(Entries from a dataset)
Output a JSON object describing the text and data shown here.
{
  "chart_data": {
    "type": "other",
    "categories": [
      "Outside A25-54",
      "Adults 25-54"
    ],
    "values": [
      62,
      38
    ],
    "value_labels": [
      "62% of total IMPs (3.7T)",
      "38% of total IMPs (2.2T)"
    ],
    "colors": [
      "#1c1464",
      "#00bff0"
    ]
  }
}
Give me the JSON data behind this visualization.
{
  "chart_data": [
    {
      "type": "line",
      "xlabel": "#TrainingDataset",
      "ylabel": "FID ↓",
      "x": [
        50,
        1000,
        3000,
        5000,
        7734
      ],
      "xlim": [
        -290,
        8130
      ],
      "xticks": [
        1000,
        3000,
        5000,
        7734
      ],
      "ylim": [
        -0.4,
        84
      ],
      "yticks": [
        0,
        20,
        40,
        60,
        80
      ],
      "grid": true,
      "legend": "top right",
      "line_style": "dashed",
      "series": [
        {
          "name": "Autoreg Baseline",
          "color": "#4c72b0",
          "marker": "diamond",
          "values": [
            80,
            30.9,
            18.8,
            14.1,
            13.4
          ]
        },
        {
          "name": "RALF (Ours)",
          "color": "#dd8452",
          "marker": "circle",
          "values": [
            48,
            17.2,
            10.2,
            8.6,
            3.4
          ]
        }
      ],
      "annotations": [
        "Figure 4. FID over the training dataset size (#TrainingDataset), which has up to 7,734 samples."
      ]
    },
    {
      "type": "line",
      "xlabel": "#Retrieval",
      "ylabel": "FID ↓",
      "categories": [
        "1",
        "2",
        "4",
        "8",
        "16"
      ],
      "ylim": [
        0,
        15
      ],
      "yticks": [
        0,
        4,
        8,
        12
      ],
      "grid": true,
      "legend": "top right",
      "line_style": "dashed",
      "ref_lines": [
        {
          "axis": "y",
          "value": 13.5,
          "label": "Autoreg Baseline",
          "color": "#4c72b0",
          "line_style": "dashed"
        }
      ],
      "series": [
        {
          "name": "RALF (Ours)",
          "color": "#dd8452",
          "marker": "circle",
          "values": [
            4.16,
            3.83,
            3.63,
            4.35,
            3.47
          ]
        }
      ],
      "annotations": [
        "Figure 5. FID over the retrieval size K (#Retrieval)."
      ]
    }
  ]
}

| Exercise directions |
Say how many lines in the records above hold "xlabel", and give no other text.

| Problem solution |
2